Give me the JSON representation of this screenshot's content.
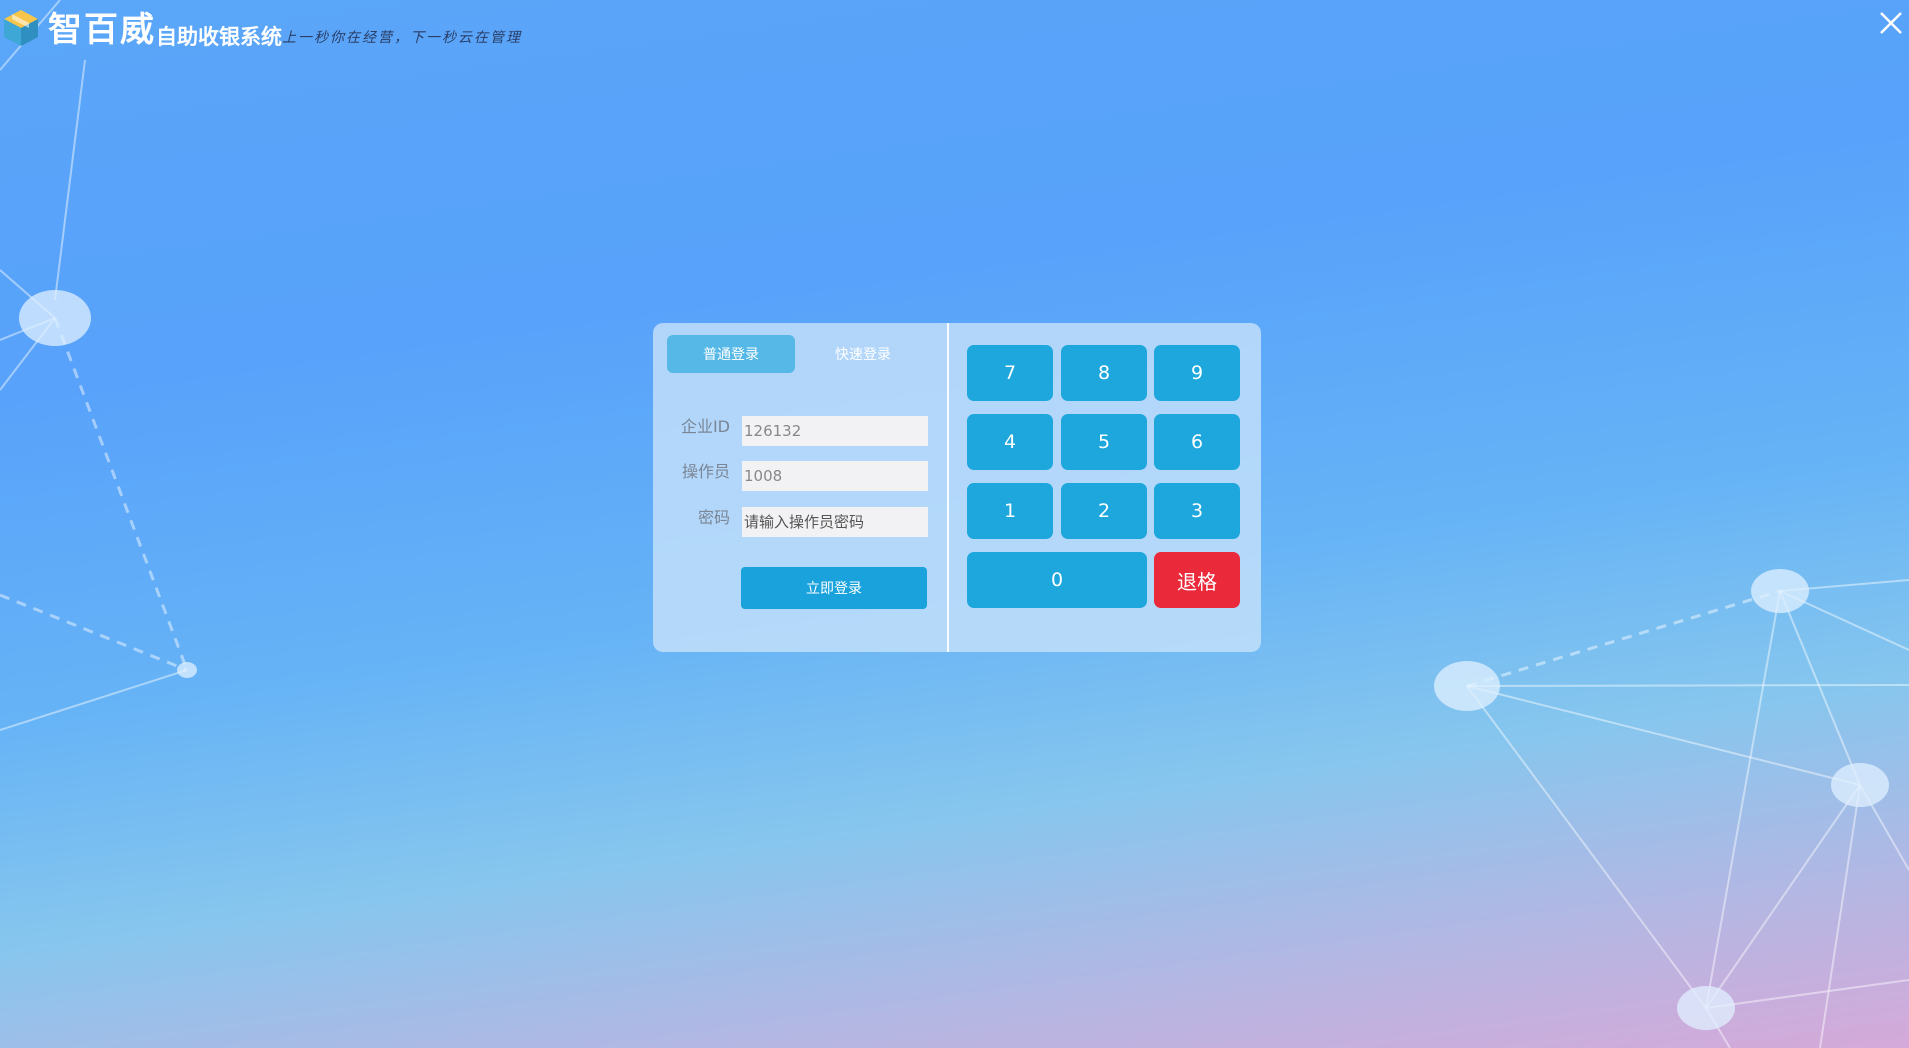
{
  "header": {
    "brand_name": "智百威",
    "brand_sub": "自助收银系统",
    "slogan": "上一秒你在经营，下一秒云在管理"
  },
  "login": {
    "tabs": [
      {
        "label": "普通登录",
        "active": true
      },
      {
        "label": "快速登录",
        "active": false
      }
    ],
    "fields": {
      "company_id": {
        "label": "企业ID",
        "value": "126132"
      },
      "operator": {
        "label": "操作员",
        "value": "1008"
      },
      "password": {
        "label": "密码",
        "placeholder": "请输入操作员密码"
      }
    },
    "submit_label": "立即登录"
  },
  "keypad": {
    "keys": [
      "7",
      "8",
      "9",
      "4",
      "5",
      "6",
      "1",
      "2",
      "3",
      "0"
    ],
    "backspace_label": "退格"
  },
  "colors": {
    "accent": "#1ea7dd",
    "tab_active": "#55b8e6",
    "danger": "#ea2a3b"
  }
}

##########

Prompt -> The records above should be reproduced exactly, with no pictures included.

Full answer ->
Give me the JSON representation of this screenshot's content.
{
  "header": {
    "brand_name": "智百威",
    "brand_sub": "自助收银系统",
    "slogan": "上一秒你在经营，下一秒云在管理"
  },
  "login": {
    "tabs": [
      {
        "label": "普通登录",
        "active": true
      },
      {
        "label": "快速登录",
        "active": false
      }
    ],
    "fields": {
      "company_id": {
        "label": "企业ID",
        "value": "126132"
      },
      "operator": {
        "label": "操作员",
        "value": "1008"
      },
      "password": {
        "label": "密码",
        "placeholder": "请输入操作员密码"
      }
    },
    "submit_label": "立即登录"
  },
  "keypad": {
    "keys": [
      "7",
      "8",
      "9",
      "4",
      "5",
      "6",
      "1",
      "2",
      "3",
      "0"
    ],
    "backspace_label": "退格"
  },
  "colors": {
    "accent": "#1ea7dd",
    "tab_active": "#55b8e6",
    "danger": "#ea2a3b"
  }
}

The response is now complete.